▶ _What to produce_
Track down each line that has the word "value" and copy it.
** begin Dataset rows **
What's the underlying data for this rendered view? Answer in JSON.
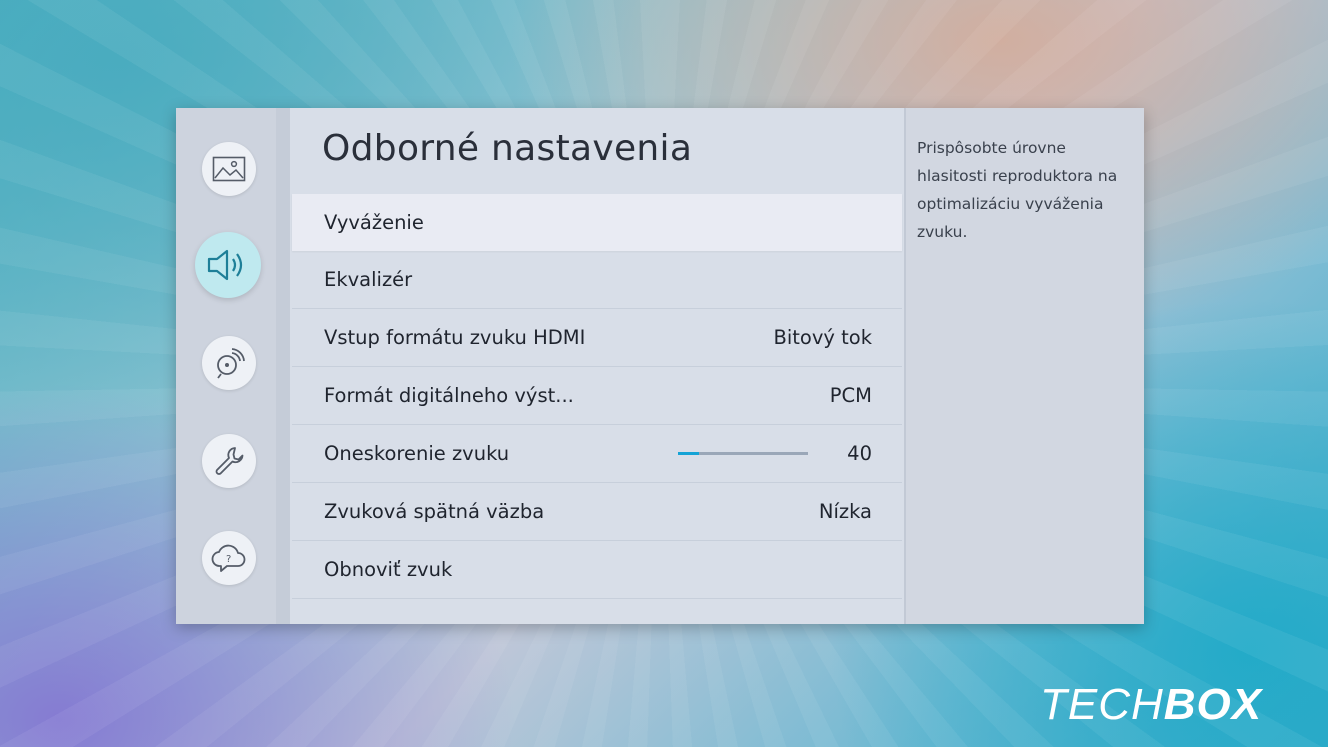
{
  "sidebar": {
    "items": [
      {
        "icon": "picture-icon",
        "active": false
      },
      {
        "icon": "sound-icon",
        "active": true
      },
      {
        "icon": "broadcast-icon",
        "active": false
      },
      {
        "icon": "wrench-icon",
        "active": false
      },
      {
        "icon": "support-icon",
        "active": false
      }
    ]
  },
  "main": {
    "title": "Odborné nastavenia",
    "items": [
      {
        "label": "Vyváženie",
        "value": ""
      },
      {
        "label": "Ekvalizér",
        "value": ""
      },
      {
        "label": "Vstup formátu zvuku HDMI",
        "value": "Bitový tok"
      },
      {
        "label": "Formát digitálneho výst...",
        "value": "PCM"
      },
      {
        "label": "Oneskorenie zvuku",
        "value": "40",
        "slider_fraction": 0.16
      },
      {
        "label": "Zvuková spätná väzba",
        "value": "Nízka"
      },
      {
        "label": "Obnoviť zvuk",
        "value": ""
      }
    ]
  },
  "description": "Prispôsobte úrovne hlasitosti reproduktora na optimalizáciu vyváženia zvuku.",
  "watermark": {
    "part1": "TECH",
    "part2": "BOX"
  },
  "colors": {
    "accent": "#15a3d6",
    "active_icon_bg": "#bfe9ef"
  }
}
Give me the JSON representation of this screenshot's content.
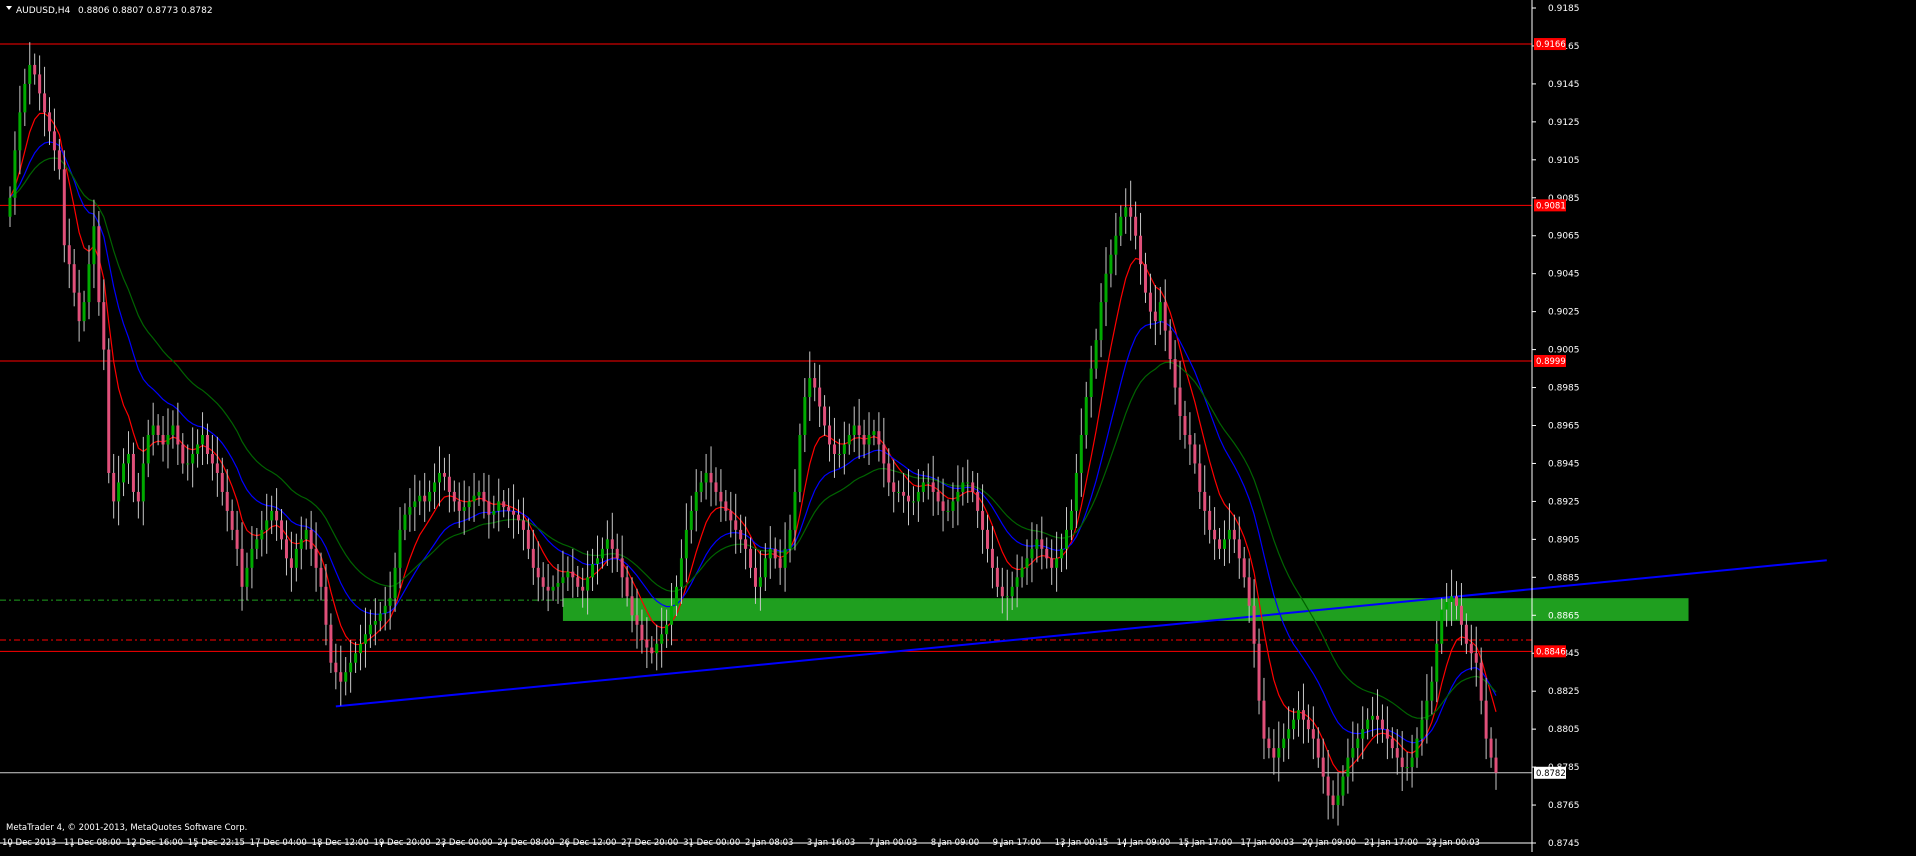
{
  "header": {
    "symbol_label": "AUDUSD,H4",
    "ohlc_text": "0.8806 0.8807 0.8773 0.8782"
  },
  "footer": {
    "copyright": "MetaTrader 4, © 2001-2013, MetaQuotes Software Corp."
  },
  "colors": {
    "background": "#000000",
    "bull": "#00aa00",
    "bear": "#e0507a",
    "wick": "#c8c8c8",
    "ma_fast": "#ff0000",
    "ma_mid": "#0000ff",
    "ma_slow": "#006400",
    "level": "#ff0000",
    "zone": "#1f9f1f",
    "trend": "#0000ff",
    "text": "#ffffff"
  },
  "chart_data": {
    "type": "candlestick",
    "ylim": [
      0.8745,
      0.9185
    ],
    "y_ticks": [
      "0.9185",
      "0.9165",
      "0.9145",
      "0.9125",
      "0.9105",
      "0.9085",
      "0.9065",
      "0.9045",
      "0.9025",
      "0.9005",
      "0.8985",
      "0.8965",
      "0.8945",
      "0.8925",
      "0.8905",
      "0.8885",
      "0.8865",
      "0.8845",
      "0.8825",
      "0.8805",
      "0.8785",
      "0.8765",
      "0.8745"
    ],
    "x_ticks": [
      "10 Dec 2013",
      "11 Dec 08:00",
      "12 Dec 16:00",
      "15 Dec 22:15",
      "17 Dec 04:00",
      "18 Dec 12:00",
      "19 Dec 20:00",
      "23 Dec 00:00",
      "24 Dec 08:00",
      "26 Dec 12:00",
      "27 Dec 20:00",
      "31 Dec 00:00",
      "2 Jan 08:03",
      "3 Jan 16:03",
      "7 Jan 00:03",
      "8 Jan 09:00",
      "9 Jan 17:00",
      "13 Jan 00:15",
      "14 Jan 09:00",
      "15 Jan 17:00",
      "17 Jan 00:03",
      "20 Jan 09:00",
      "21 Jan 17:00",
      "23 Jan 00:03"
    ],
    "current_price": {
      "value": 0.8782,
      "label": "0.8782"
    },
    "levels": [
      {
        "value": 0.9166,
        "label": "0.9166"
      },
      {
        "value": 0.9081,
        "label": "0.9081"
      },
      {
        "value": 0.8999,
        "label": "0.8999"
      },
      {
        "value": 0.8846,
        "label": "0.8846"
      }
    ],
    "dash_levels": [
      0.8873,
      0.8852
    ],
    "zone": {
      "from_bar": 112,
      "to_bar": 340,
      "low": 0.8862,
      "high": 0.8874
    },
    "trendline": {
      "bar1": 66,
      "price1": 0.8817,
      "bar2": 368,
      "price2": 0.8894
    },
    "closes": [
      0.9085,
      0.911,
      0.913,
      0.9145,
      0.9155,
      0.915,
      0.914,
      0.913,
      0.912,
      0.911,
      0.91,
      0.906,
      0.905,
      0.9035,
      0.902,
      0.903,
      0.905,
      0.907,
      0.903,
      0.9005,
      0.894,
      0.8925,
      0.8935,
      0.8945,
      0.895,
      0.893,
      0.8925,
      0.8945,
      0.896,
      0.8965,
      0.896,
      0.8955,
      0.896,
      0.8965,
      0.8955,
      0.8945,
      0.8945,
      0.895,
      0.8955,
      0.896,
      0.895,
      0.8945,
      0.894,
      0.893,
      0.892,
      0.891,
      0.89,
      0.888,
      0.889,
      0.89,
      0.8905,
      0.891,
      0.8915,
      0.892,
      0.8915,
      0.8905,
      0.8895,
      0.889,
      0.89,
      0.8905,
      0.891,
      0.89,
      0.889,
      0.888,
      0.886,
      0.884,
      0.8835,
      0.883,
      0.8835,
      0.884,
      0.8845,
      0.885,
      0.8855,
      0.886,
      0.8862,
      0.8866,
      0.887,
      0.8874,
      0.889,
      0.891,
      0.8918,
      0.8922,
      0.8925,
      0.8928,
      0.8925,
      0.893,
      0.8935,
      0.894,
      0.8938,
      0.893,
      0.8925,
      0.892,
      0.8922,
      0.8925,
      0.8928,
      0.893,
      0.8925,
      0.8918,
      0.892,
      0.8925,
      0.8922,
      0.892,
      0.8918,
      0.8915,
      0.891,
      0.89,
      0.889,
      0.8885,
      0.888,
      0.8878,
      0.888,
      0.8882,
      0.8885,
      0.8888,
      0.8885,
      0.888,
      0.8878,
      0.8885,
      0.8892,
      0.8895,
      0.89,
      0.8905,
      0.89,
      0.8895,
      0.8885,
      0.8875,
      0.8865,
      0.886,
      0.8852,
      0.8848,
      0.8845,
      0.885,
      0.8855,
      0.886,
      0.887,
      0.888,
      0.8895,
      0.891,
      0.892,
      0.893,
      0.8935,
      0.894,
      0.8935,
      0.893,
      0.8925,
      0.892,
      0.8915,
      0.891,
      0.8905,
      0.89,
      0.889,
      0.888,
      0.8885,
      0.8895,
      0.89,
      0.8895,
      0.889,
      0.89,
      0.891,
      0.893,
      0.896,
      0.898,
      0.899,
      0.8985,
      0.8975,
      0.8965,
      0.8955,
      0.895,
      0.895,
      0.8955,
      0.896,
      0.8965,
      0.896,
      0.8955,
      0.896,
      0.8962,
      0.8955,
      0.8945,
      0.8935,
      0.893,
      0.893,
      0.8928,
      0.8925,
      0.8925,
      0.893,
      0.8935,
      0.8935,
      0.893,
      0.8925,
      0.892,
      0.892,
      0.8925,
      0.893,
      0.8935,
      0.8935,
      0.893,
      0.892,
      0.891,
      0.89,
      0.889,
      0.888,
      0.8875,
      0.8875,
      0.888,
      0.8885,
      0.889,
      0.8895,
      0.89,
      0.8905,
      0.89,
      0.8895,
      0.889,
      0.8895,
      0.89,
      0.891,
      0.892,
      0.894,
      0.896,
      0.898,
      0.8995,
      0.901,
      0.903,
      0.9045,
      0.9055,
      0.9065,
      0.9075,
      0.908,
      0.9075,
      0.9065,
      0.905,
      0.9035,
      0.9025,
      0.902,
      0.903,
      0.9015,
      0.9,
      0.8985,
      0.897,
      0.896,
      0.8955,
      0.8945,
      0.893,
      0.892,
      0.891,
      0.8905,
      0.89,
      0.8905,
      0.891,
      0.8905,
      0.8895,
      0.8885,
      0.887,
      0.885,
      0.882,
      0.88,
      0.8795,
      0.879,
      0.8795,
      0.88,
      0.8805,
      0.881,
      0.8815,
      0.881,
      0.8805,
      0.88,
      0.879,
      0.878,
      0.877,
      0.8765,
      0.877,
      0.878,
      0.879,
      0.8795,
      0.88,
      0.8805,
      0.881,
      0.8812,
      0.881,
      0.8805,
      0.88,
      0.8795,
      0.879,
      0.8785,
      0.8785,
      0.879,
      0.88,
      0.881,
      0.882,
      0.883,
      0.885,
      0.8868,
      0.8872,
      0.8875,
      0.887,
      0.886,
      0.885,
      0.8845,
      0.884,
      0.882,
      0.88,
      0.879,
      0.8782
    ]
  }
}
** end Dataset rows **
▶ _Answer in full_
        "value": ""
        "value": ""
        "value": "Bitový tok"
        "value": "PCM"
        "value": "40",
        "value": "Nízka"
        "value": ""
      "value": 0.8782,
        "value": 0.9166,
        "value": 0.9081,
        "value": 0.8999,
        "value": 0.8846,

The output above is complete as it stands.